Collected data:
..............................

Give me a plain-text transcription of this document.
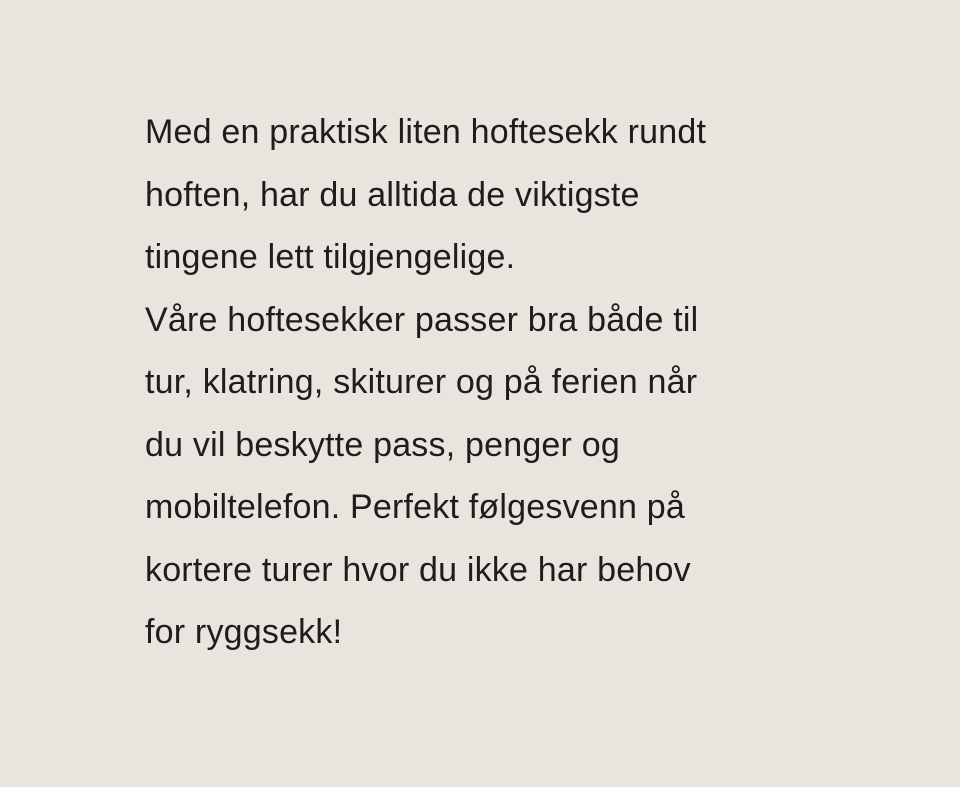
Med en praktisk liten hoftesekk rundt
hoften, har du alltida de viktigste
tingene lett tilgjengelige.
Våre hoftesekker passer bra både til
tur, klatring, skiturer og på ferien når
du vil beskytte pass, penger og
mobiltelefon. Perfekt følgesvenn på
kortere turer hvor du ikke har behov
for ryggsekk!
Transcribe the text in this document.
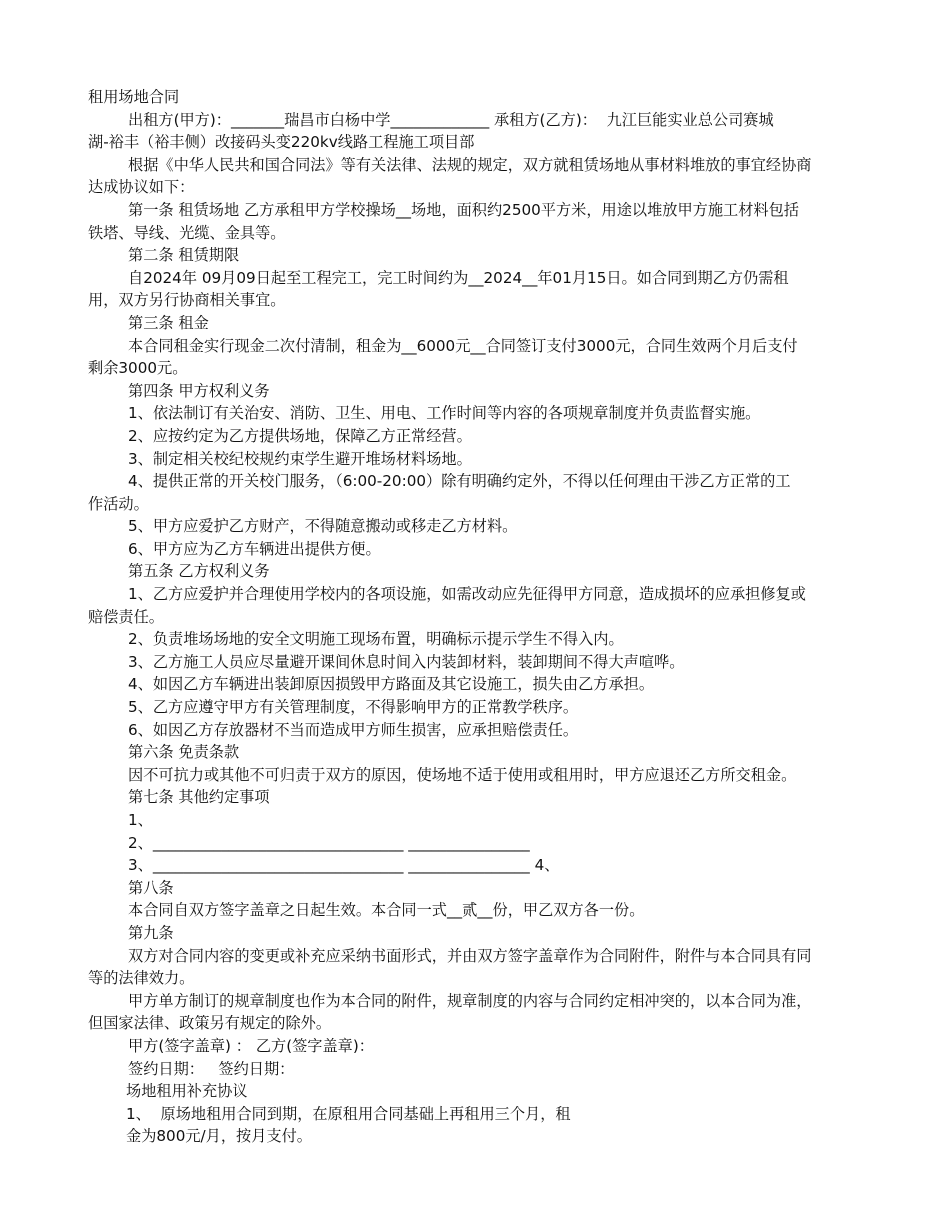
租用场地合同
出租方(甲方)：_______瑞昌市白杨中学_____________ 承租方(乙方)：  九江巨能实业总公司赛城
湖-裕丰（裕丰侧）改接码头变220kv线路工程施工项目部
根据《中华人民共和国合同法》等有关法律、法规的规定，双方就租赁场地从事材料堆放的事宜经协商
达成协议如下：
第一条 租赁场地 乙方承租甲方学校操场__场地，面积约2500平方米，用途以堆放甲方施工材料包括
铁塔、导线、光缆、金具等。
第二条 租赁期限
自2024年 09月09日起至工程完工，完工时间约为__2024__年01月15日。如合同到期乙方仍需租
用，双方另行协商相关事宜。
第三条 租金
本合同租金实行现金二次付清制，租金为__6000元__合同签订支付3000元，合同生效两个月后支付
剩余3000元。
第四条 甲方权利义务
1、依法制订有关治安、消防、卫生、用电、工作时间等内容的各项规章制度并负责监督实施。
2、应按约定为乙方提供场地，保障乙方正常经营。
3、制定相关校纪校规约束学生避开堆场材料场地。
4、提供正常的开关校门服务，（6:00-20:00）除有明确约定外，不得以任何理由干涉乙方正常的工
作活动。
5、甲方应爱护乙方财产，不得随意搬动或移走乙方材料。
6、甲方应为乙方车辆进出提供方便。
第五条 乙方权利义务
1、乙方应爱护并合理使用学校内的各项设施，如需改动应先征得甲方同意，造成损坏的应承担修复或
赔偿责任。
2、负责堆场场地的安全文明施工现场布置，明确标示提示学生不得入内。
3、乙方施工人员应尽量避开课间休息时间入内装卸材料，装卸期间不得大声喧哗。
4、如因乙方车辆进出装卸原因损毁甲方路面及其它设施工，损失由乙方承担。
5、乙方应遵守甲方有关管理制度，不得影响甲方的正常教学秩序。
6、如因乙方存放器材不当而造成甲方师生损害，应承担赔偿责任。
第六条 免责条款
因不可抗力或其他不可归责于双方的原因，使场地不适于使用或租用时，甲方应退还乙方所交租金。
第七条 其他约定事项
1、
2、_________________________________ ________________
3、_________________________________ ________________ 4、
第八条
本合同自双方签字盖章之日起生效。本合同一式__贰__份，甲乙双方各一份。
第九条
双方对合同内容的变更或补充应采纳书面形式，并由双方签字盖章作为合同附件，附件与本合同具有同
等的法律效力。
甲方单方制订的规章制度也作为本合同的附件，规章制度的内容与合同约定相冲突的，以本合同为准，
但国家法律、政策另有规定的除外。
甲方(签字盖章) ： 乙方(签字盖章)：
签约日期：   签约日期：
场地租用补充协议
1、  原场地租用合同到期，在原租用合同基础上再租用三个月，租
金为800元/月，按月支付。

..............................

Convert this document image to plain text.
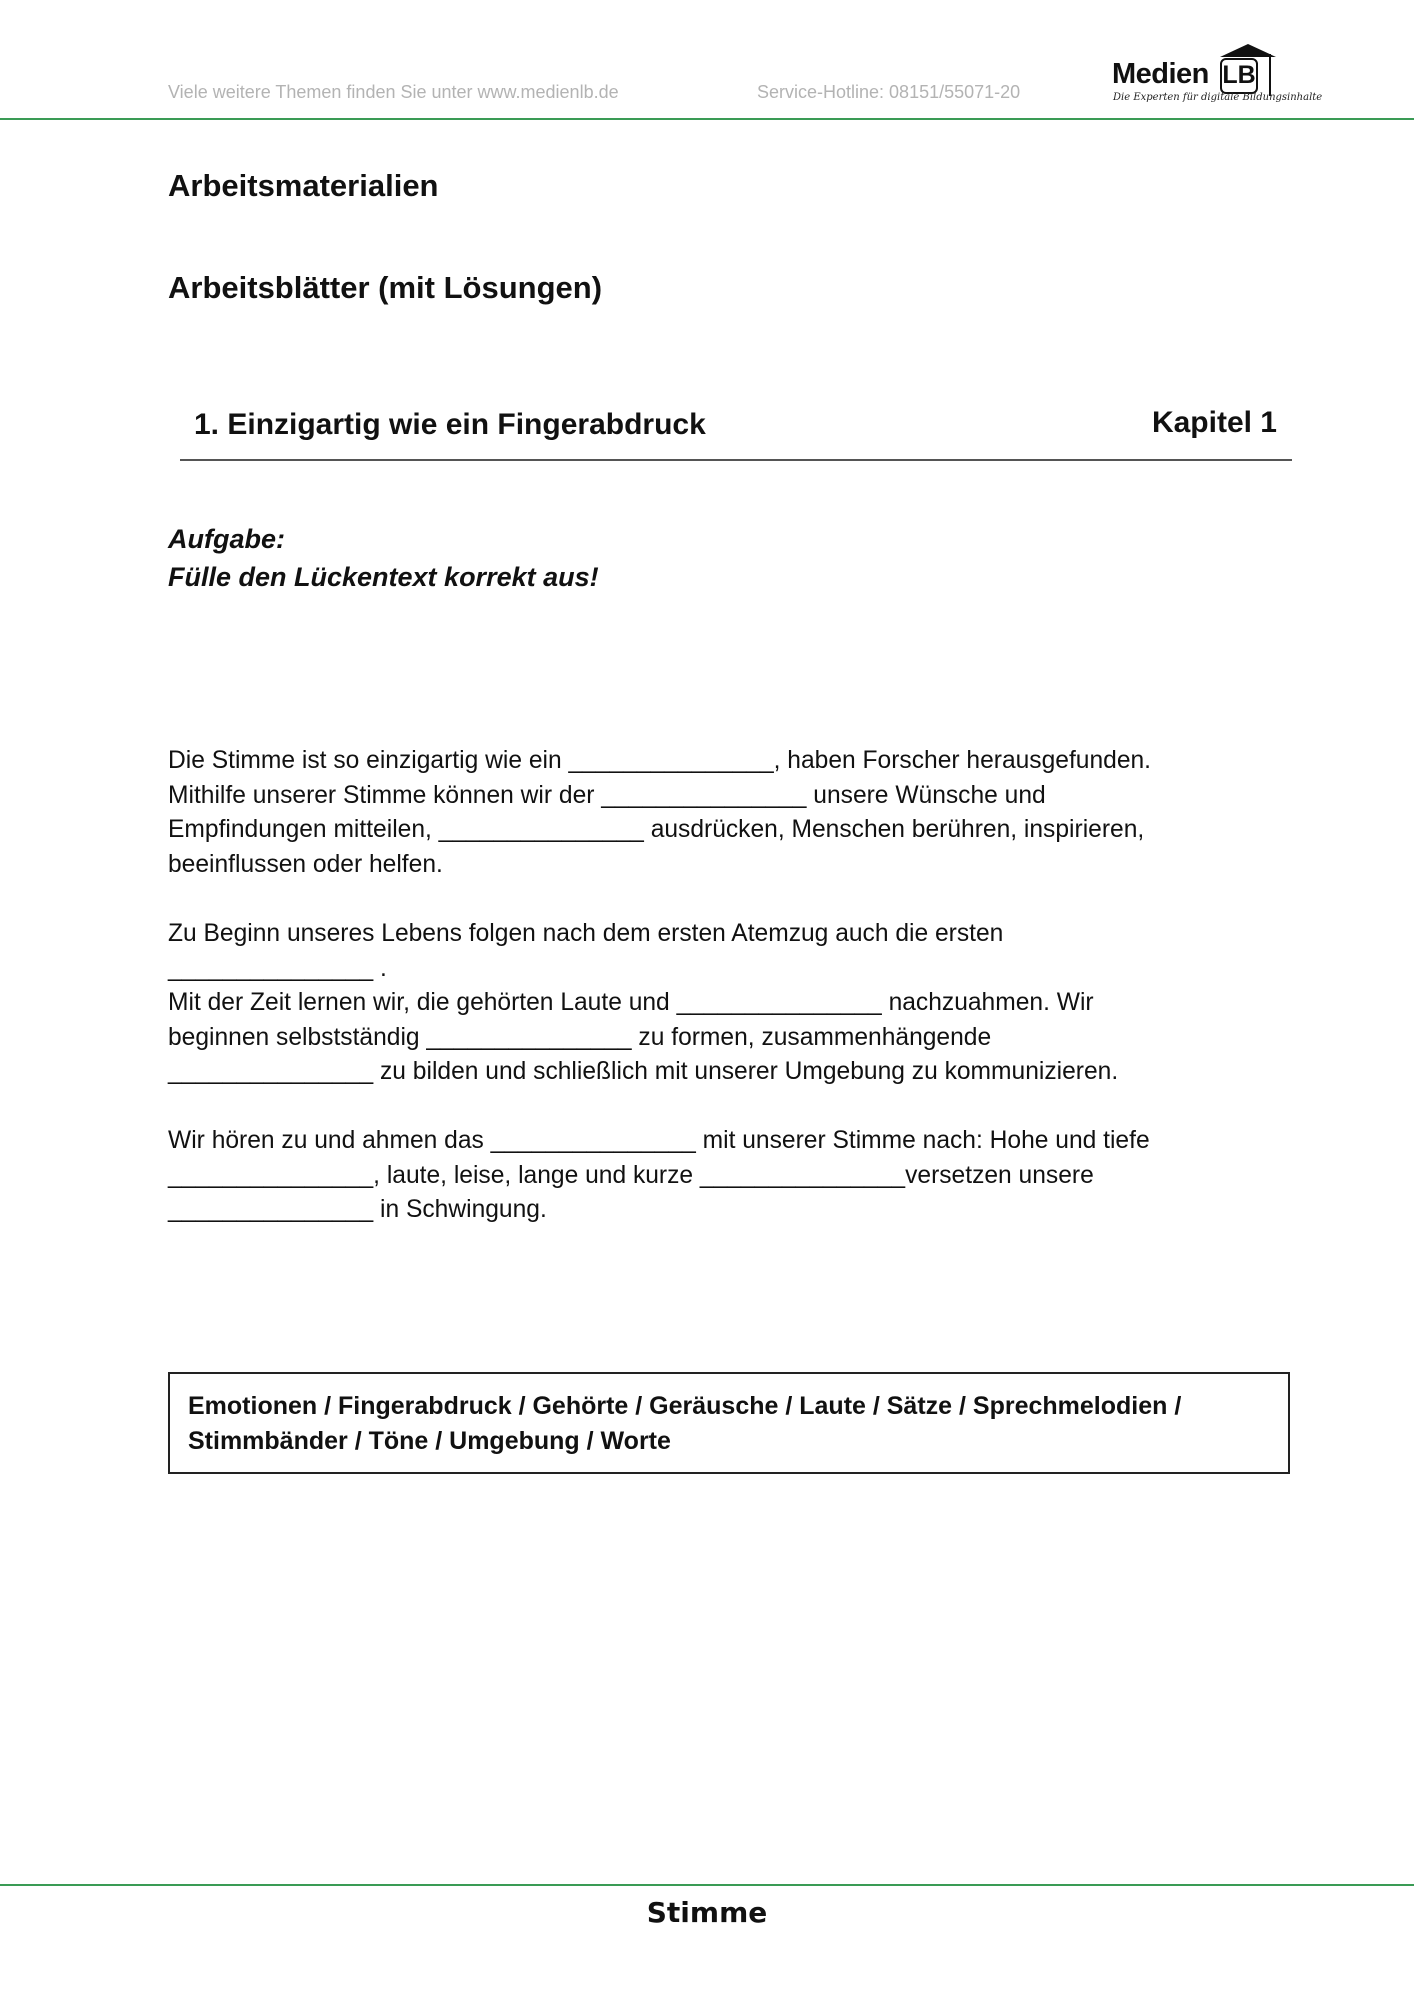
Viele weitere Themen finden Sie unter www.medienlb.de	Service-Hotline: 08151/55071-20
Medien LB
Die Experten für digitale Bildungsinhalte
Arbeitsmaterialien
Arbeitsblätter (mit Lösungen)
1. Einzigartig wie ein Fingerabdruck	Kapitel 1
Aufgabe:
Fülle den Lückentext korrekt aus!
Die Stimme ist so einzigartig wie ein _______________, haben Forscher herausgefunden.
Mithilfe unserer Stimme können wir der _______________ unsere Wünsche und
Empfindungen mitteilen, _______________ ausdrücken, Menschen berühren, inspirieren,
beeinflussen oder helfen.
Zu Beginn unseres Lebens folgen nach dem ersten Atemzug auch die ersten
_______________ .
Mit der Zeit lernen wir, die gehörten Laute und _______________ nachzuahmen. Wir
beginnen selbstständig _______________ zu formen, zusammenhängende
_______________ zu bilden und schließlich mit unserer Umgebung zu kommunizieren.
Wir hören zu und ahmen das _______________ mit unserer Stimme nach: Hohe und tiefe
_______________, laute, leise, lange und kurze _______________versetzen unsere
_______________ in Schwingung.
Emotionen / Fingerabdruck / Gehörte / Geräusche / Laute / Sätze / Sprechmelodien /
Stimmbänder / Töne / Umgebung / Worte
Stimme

..............................

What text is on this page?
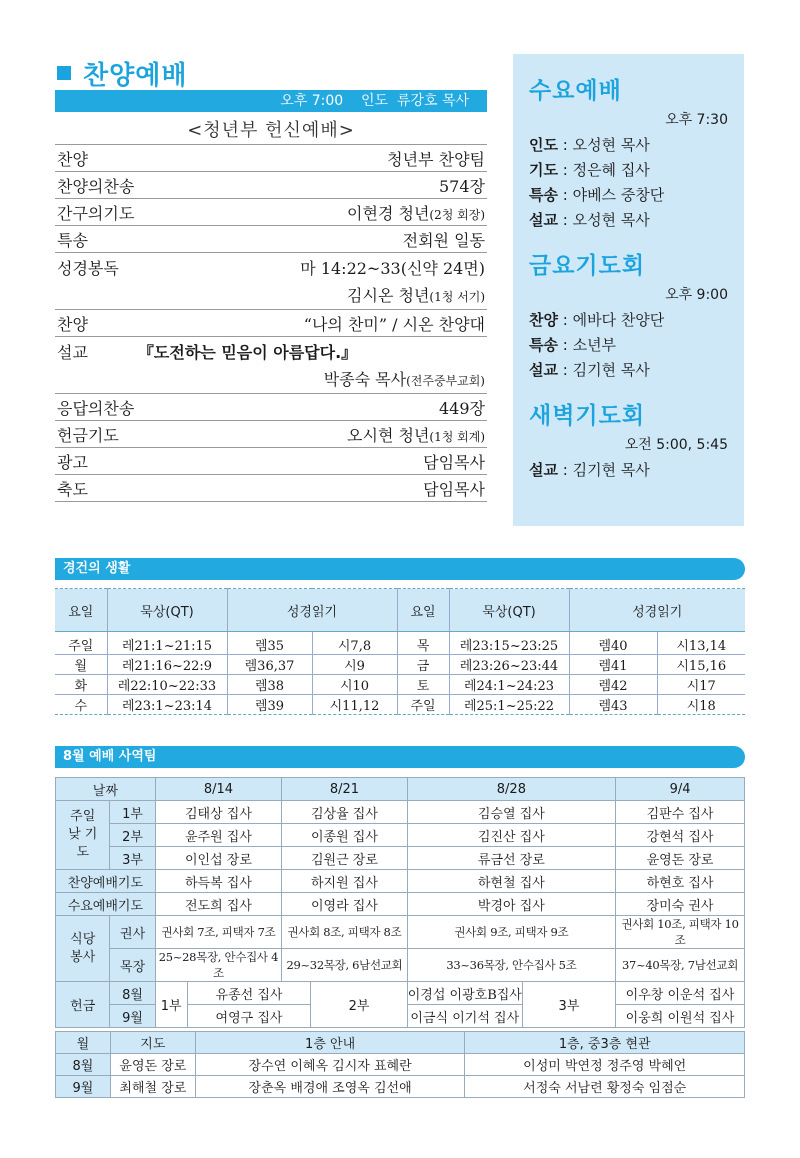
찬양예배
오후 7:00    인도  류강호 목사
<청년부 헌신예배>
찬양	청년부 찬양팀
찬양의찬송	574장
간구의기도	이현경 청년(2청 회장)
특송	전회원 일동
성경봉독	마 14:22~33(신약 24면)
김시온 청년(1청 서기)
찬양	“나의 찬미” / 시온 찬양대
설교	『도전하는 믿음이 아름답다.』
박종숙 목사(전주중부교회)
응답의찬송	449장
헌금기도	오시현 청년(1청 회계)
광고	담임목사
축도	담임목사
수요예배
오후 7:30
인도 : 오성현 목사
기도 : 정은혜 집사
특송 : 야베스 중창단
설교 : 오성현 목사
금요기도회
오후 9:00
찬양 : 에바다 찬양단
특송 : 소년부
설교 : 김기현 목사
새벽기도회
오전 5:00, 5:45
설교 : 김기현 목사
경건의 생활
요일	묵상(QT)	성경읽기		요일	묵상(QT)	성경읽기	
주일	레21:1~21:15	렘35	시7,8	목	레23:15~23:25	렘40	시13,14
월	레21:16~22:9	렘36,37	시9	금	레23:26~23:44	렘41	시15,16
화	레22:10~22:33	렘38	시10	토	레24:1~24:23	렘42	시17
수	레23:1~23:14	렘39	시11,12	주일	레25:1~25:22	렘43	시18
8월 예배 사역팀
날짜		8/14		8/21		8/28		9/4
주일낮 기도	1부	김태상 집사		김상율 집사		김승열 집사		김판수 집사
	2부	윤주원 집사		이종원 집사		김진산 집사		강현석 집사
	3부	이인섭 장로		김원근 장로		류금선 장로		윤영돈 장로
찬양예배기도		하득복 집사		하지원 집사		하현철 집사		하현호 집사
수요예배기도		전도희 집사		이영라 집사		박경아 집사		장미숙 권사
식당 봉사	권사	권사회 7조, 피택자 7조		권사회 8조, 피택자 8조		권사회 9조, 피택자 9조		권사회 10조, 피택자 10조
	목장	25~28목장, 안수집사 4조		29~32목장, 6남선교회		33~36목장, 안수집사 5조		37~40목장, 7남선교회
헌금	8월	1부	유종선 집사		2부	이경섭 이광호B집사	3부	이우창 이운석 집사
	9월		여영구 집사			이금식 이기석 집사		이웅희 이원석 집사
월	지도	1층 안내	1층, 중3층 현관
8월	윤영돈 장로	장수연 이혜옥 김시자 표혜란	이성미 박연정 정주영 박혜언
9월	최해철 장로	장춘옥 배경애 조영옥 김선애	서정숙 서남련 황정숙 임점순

..............................

▸ **DIRECTIONS**
Read the data above and pull out each line that holds the string "document".

▸ **FULL RESPONSE**
Give me a plain-text transcription of this document.
Transcribe the text in this document.
Convert this document image to plain text.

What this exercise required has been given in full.